-- LISTED RECORDS start --
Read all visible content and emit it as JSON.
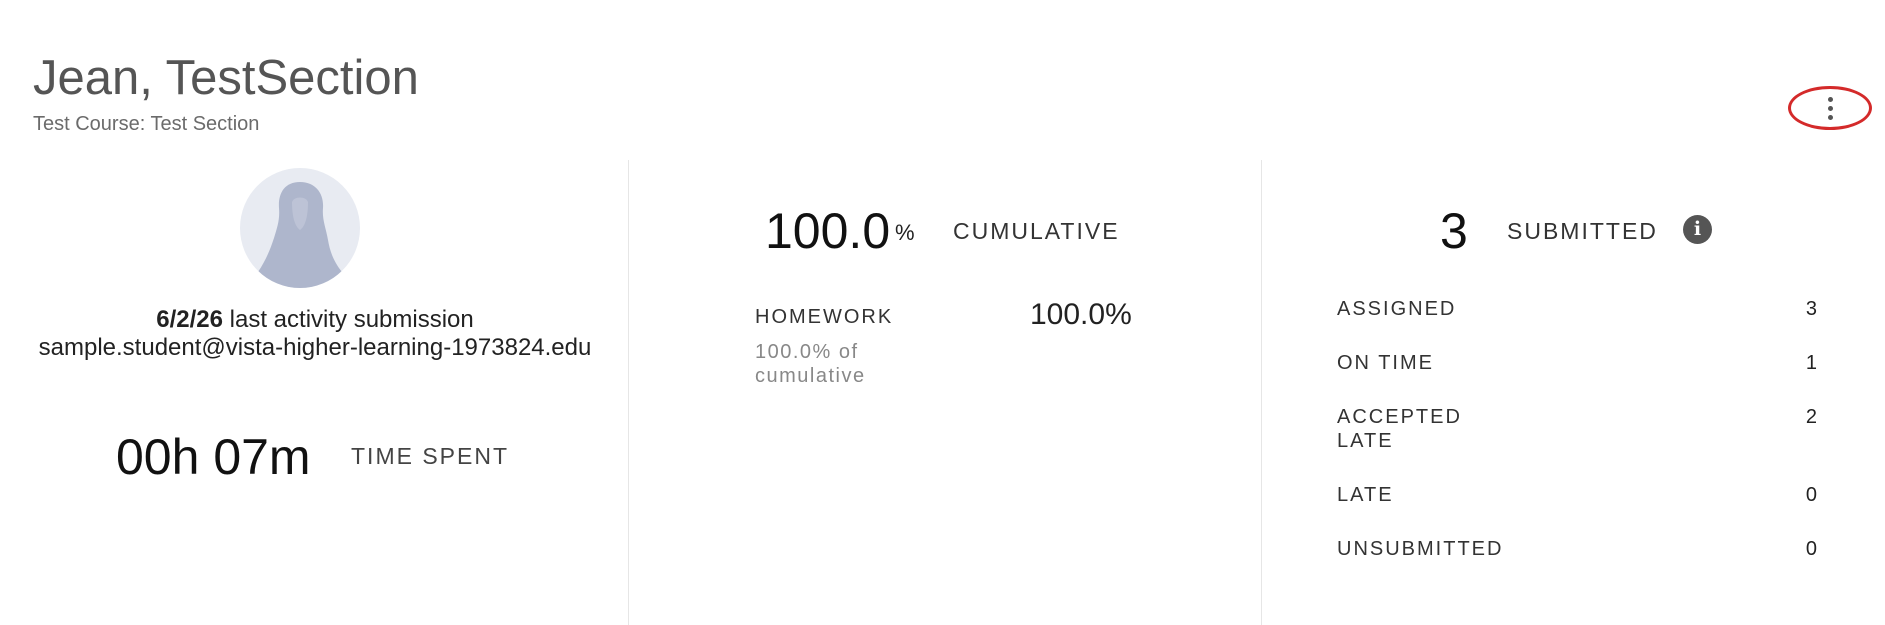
{
  "header": {
    "student_name": "Jean, TestSection",
    "course": "Test Course: Test Section",
    "menu_icon": "more-vertical-icon"
  },
  "profile": {
    "avatar_icon": "user-silhouette-icon",
    "last_activity_date": "6/2/26",
    "last_activity_label": "last activity submission",
    "email": "sample.student@vista-higher-learning-1973824.edu",
    "time_spent": "00h 07m",
    "time_spent_label": "TIME SPENT"
  },
  "grades": {
    "cumulative_value": "100.0",
    "cumulative_unit": "%",
    "cumulative_label": "CUMULATIVE",
    "categories": [
      {
        "label": "HOMEWORK",
        "sub": "100.0% of cumulative",
        "value": "100.0%"
      }
    ]
  },
  "submissions": {
    "count": "3",
    "label": "SUBMITTED",
    "info_icon": "info-icon",
    "stats": [
      {
        "label": "ASSIGNED",
        "value": "3"
      },
      {
        "label": "ON TIME",
        "value": "1"
      },
      {
        "label": "ACCEPTED LATE",
        "value": "2"
      },
      {
        "label": "LATE",
        "value": "0"
      },
      {
        "label": "UNSUBMITTED",
        "value": "0"
      }
    ]
  },
  "colors": {
    "highlight_ring": "#d42a2a",
    "avatar_background": "#e8ebf2",
    "avatar_figure": "#aeb6cc"
  }
}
-- LISTED RECORDS end --
**EXERCISE PROMPT:** Copy the records above exactly, leaving out every picture.

**CORRECT OUTPUT:**
Read all visible content and emit it as JSON.
{
  "header": {
    "student_name": "Jean, TestSection",
    "course": "Test Course: Test Section",
    "menu_icon": "more-vertical-icon"
  },
  "profile": {
    "avatar_icon": "user-silhouette-icon",
    "last_activity_date": "6/2/26",
    "last_activity_label": "last activity submission",
    "email": "sample.student@vista-higher-learning-1973824.edu",
    "time_spent": "00h 07m",
    "time_spent_label": "TIME SPENT"
  },
  "grades": {
    "cumulative_value": "100.0",
    "cumulative_unit": "%",
    "cumulative_label": "CUMULATIVE",
    "categories": [
      {
        "label": "HOMEWORK",
        "sub": "100.0% of cumulative",
        "value": "100.0%"
      }
    ]
  },
  "submissions": {
    "count": "3",
    "label": "SUBMITTED",
    "info_icon": "info-icon",
    "stats": [
      {
        "label": "ASSIGNED",
        "value": "3"
      },
      {
        "label": "ON TIME",
        "value": "1"
      },
      {
        "label": "ACCEPTED LATE",
        "value": "2"
      },
      {
        "label": "LATE",
        "value": "0"
      },
      {
        "label": "UNSUBMITTED",
        "value": "0"
      }
    ]
  },
  "colors": {
    "highlight_ring": "#d42a2a",
    "avatar_background": "#e8ebf2",
    "avatar_figure": "#aeb6cc"
  }
}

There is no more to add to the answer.